- [Given problem] Return all lines from the listing below in which the string "literature" occurs.

- [Data provided]
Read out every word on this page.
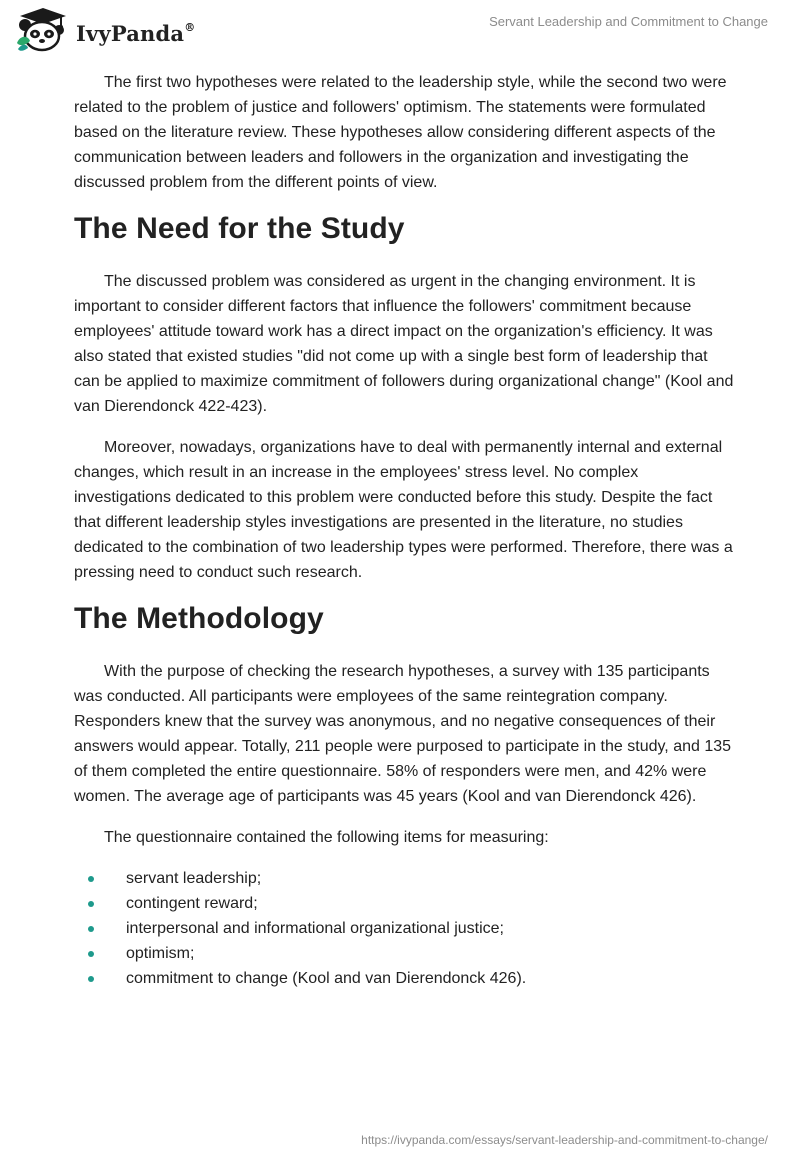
IvyPanda®	Servant Leadership and Commitment to Change

The first two hypotheses were related to the leadership style, while the second two were related to the problem of justice and followers' optimism. The statements were formulated based on the literature review. These hypotheses allow considering different aspects of the communication between leaders and followers in the organization and investigating the discussed problem from the different points of view.

The Need for the Study

The discussed problem was considered as urgent in the changing environment. It is important to consider different factors that influence the followers' commitment because employees' attitude toward work has a direct impact on the organization's efficiency. It was also stated that existed studies "did not come up with a single best form of leadership that can be applied to maximize commitment of followers during organizational change" (Kool and van Dierendonck 422-423).

Moreover, nowadays, organizations have to deal with permanently internal and external changes, which result in an increase in the employees' stress level. No complex investigations dedicated to this problem were conducted before this study. Despite the fact that different leadership styles investigations are presented in the literature, no studies dedicated to the combination of two leadership types were performed. Therefore, there was a pressing need to conduct such research.

The Methodology

With the purpose of checking the research hypotheses, a survey with 135 participants was conducted. All participants were employees of the same reintegration company. Responders knew that the survey was anonymous, and no negative consequences of their answers would appear. Totally, 211 people were purposed to participate in the study, and 135 of them completed the entire questionnaire. 58% of responders were men, and 42% were women. The average age of participants was 45 years (Kool and van Dierendonck 426).

The questionnaire contained the following items for measuring:

servant leadership;
contingent reward;
interpersonal and informational organizational justice;
optimism;
commitment to change (Kool and van Dierendonck 426).
https://ivypanda.com/essays/servant-leadership-and-commitment-to-change/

- [Complete output]
The first two hypotheses were related to the leadership style, while the second two were related to the problem of justice and followers' optimism. The statements were formulated based on the literature review. These hypotheses allow considering different aspects of the communication between leaders and followers in the organization and investigating the discussed problem from the different points of view.
Moreover, nowadays, organizations have to deal with permanently internal and external changes, which result in an increase in the employees' stress level. No complex investigations dedicated to this problem were conducted before this study. Despite the fact that different leadership styles investigations are presented in the literature, no studies dedicated to the combination of two leadership types were performed. Therefore, there was a pressing need to conduct such research.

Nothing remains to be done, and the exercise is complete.